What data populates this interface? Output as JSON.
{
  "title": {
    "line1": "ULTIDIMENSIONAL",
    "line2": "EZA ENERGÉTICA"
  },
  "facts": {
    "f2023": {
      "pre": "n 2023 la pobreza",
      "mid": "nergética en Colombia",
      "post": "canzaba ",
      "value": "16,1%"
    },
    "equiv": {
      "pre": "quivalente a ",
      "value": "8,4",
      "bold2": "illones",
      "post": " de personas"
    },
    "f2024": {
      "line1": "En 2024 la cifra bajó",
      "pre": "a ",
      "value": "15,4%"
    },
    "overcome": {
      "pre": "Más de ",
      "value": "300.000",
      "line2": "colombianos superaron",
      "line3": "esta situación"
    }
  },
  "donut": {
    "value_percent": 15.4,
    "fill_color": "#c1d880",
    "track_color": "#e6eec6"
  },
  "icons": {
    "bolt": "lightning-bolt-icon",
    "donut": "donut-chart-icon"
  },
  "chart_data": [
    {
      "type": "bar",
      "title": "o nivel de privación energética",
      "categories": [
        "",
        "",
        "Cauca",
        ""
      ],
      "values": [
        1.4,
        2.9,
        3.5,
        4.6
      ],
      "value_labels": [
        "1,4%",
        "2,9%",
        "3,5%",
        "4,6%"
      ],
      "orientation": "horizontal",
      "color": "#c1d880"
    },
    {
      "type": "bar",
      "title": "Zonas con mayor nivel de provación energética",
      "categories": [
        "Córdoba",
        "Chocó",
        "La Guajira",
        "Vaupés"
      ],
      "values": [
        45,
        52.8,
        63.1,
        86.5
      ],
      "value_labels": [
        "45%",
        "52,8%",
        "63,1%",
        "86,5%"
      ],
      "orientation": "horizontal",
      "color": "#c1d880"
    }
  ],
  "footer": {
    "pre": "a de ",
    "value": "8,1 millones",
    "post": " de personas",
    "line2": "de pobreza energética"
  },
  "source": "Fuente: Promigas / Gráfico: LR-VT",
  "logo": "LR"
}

Exercise aim =
Gather from the data above every line with the string "title".

Result for this exercise =
  "title": {
      "title": "o nivel de privación energética",
      "title": "Zonas con mayor nivel de provación energética",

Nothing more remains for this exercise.